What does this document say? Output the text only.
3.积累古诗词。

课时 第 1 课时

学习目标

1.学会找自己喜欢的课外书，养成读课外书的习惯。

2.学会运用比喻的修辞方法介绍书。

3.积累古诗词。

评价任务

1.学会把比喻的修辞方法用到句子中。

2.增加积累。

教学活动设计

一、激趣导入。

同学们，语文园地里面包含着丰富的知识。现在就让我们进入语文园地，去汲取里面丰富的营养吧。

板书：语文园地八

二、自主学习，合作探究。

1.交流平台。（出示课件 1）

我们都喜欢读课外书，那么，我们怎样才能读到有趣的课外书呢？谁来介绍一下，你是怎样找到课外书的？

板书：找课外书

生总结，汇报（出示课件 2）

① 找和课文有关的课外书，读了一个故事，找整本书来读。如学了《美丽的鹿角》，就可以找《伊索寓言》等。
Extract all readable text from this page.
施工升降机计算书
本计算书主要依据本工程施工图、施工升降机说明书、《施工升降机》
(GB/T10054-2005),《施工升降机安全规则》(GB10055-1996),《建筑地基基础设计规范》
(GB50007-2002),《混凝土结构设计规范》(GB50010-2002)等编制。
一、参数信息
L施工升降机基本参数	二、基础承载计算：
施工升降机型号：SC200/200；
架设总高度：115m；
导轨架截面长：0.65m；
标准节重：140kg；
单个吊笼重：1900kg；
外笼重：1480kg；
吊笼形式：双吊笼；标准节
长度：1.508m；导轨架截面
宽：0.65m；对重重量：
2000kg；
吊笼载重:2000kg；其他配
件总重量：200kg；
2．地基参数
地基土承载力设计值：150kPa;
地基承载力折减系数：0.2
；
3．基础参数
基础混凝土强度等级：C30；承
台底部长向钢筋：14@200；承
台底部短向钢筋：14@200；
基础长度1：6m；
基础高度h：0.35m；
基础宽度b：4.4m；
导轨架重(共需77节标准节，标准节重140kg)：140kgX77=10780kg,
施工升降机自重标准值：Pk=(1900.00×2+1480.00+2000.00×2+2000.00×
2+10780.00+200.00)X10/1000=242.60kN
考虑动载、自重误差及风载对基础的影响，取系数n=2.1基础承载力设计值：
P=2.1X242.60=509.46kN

Direction — All of the data must be returned exactly.

Exercise solution —
What does this document say? Output the text only.
3.积累古诗词。

课时 第 1 课时

学习目标

1.学会找自己喜欢的课外书，养成读课外书的习惯。

2.学会运用比喻的修辞方法介绍书。

3.积累古诗词。

评价任务

1.学会把比喻的修辞方法用到句子中。

2.增加积累。

教学活动设计

一、激趣导入。

同学们，语文园地里面包含着丰富的知识。现在就让我们进入语文园地，去汲取里面丰富的营养吧。

板书：语文园地八

二、自主学习，合作探究。

1.交流平台。（出示课件 1）

我们都喜欢读课外书，那么，我们怎样才能读到有趣的课外书呢？谁来介绍一下，你是怎样找到课外书的？

板书：找课外书

生总结，汇报（出示课件 2）

① 找和课文有关的课外书，读了一个故事，找整本书来读。如学了《美丽的鹿角》，就可以找《伊索寓言》等。
Extract all readable text from this page.
施工升降机计算书
本计算书主要依据本工程施工图、施工升降机说明书、《施工升降机》
(GB/T10054-2005),《施工升降机安全规则》(GB10055-1996),《建筑地基基础设计规范》
(GB50007-2002),《混凝土结构设计规范》(GB50010-2002)等编制。
一、参数信息
L施工升降机基本参数	二、基础承载计算：
施工升降机型号：SC200/200；
架设总高度：115m；
导轨架截面长：0.65m；
标准节重：140kg；
单个吊笼重：1900kg；
外笼重：1480kg；
吊笼形式：双吊笼；标准节
长度：1.508m；导轨架截面
宽：0.65m；对重重量：
2000kg；
吊笼载重:2000kg；其他配
件总重量：200kg；
2．地基参数
地基土承载力设计值：150kPa;
地基承载力折减系数：0.2
；
3．基础参数
基础混凝土强度等级：C30；承
台底部长向钢筋：14@200；承
台底部短向钢筋：14@200；
基础长度1：6m；
基础高度h：0.35m；
基础宽度b：4.4m；
导轨架重(共需77节标准节，标准节重140kg)：140kgX77=10780kg,
施工升降机自重标准值：Pk=(1900.00×2+1480.00+2000.00×2+2000.00×
2+10780.00+200.00)X10/1000=242.60kN
考虑动载、自重误差及风载对基础的影响，取系数n=2.1基础承载力设计值：
P=2.1X242.60=509.46kN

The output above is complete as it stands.